Set exercise: In this exercise, return only the lines that run from the line with "Convert this document image to plain text." to the end of the entries below, both included. Pictures are not copied.

Data lines:
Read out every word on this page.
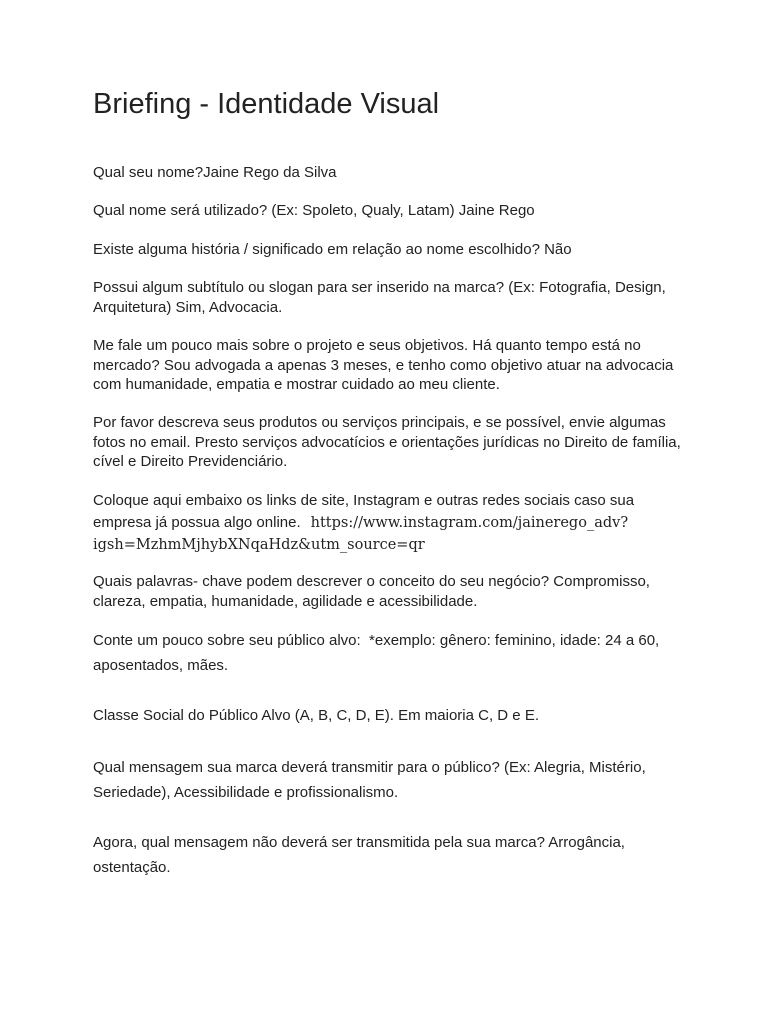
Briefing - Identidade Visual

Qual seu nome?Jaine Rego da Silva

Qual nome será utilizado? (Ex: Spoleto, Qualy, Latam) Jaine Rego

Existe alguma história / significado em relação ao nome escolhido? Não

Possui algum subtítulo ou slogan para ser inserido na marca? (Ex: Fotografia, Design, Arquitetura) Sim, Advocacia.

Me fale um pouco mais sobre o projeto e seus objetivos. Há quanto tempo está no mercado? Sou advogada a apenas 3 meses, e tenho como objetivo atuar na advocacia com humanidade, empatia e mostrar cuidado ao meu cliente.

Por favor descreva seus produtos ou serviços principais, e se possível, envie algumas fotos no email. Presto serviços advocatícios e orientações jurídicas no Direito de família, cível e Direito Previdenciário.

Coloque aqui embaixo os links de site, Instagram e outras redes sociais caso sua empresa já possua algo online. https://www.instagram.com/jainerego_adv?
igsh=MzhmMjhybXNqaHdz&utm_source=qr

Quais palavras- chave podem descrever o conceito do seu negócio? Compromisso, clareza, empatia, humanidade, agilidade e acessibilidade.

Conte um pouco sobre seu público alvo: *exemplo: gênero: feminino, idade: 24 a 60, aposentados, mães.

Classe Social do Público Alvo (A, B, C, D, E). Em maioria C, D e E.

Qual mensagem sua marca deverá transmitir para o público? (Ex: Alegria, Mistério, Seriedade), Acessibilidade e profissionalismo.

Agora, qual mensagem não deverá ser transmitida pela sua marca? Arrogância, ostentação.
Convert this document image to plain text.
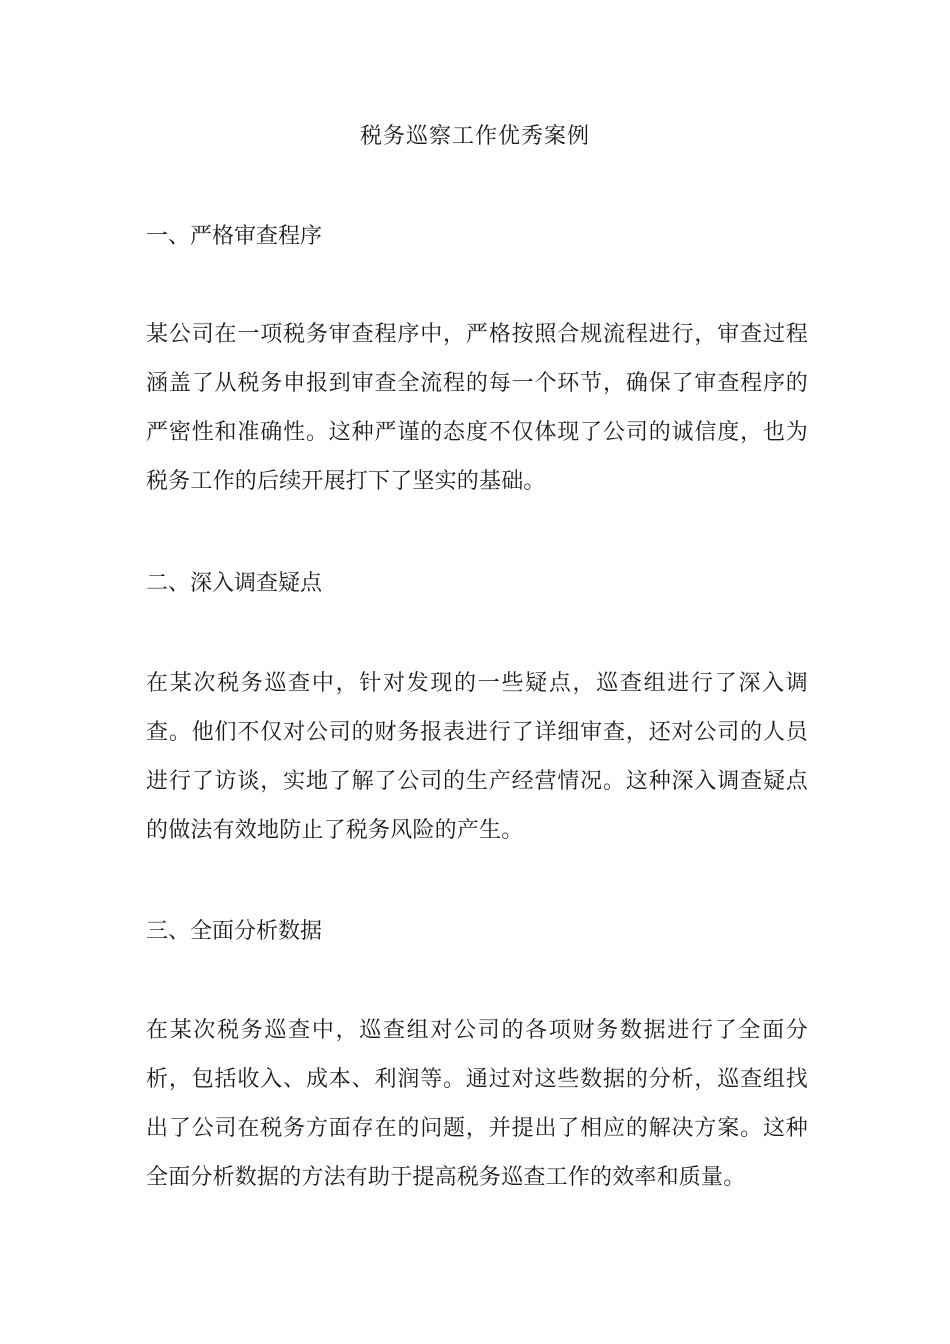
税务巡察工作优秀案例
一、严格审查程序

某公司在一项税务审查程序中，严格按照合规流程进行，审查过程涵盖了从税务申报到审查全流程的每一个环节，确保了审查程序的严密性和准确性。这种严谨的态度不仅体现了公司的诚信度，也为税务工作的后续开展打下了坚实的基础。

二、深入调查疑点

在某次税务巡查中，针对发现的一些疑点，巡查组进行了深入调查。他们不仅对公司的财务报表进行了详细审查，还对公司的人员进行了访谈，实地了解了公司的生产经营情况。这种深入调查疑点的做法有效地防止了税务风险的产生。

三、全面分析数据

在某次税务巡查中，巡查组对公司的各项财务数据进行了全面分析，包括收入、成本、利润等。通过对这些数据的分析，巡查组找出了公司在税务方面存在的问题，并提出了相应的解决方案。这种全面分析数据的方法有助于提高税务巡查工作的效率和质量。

The reply:
Convert this document image to plain text.
税务巡察工作优秀案例
一、严格审查程序

某公司在一项税务审查程序中，严格按照合规流程进行，审查过程涵盖了从税务申报到审查全流程的每一个环节，确保了审查程序的严密性和准确性。这种严谨的态度不仅体现了公司的诚信度，也为税务工作的后续开展打下了坚实的基础。

二、深入调查疑点

在某次税务巡查中，针对发现的一些疑点，巡查组进行了深入调查。他们不仅对公司的财务报表进行了详细审查，还对公司的人员进行了访谈，实地了解了公司的生产经营情况。这种深入调查疑点的做法有效地防止了税务风险的产生。

三、全面分析数据

在某次税务巡查中，巡查组对公司的各项财务数据进行了全面分析，包括收入、成本、利润等。通过对这些数据的分析，巡查组找出了公司在税务方面存在的问题，并提出了相应的解决方案。这种全面分析数据的方法有助于提高税务巡查工作的效率和质量。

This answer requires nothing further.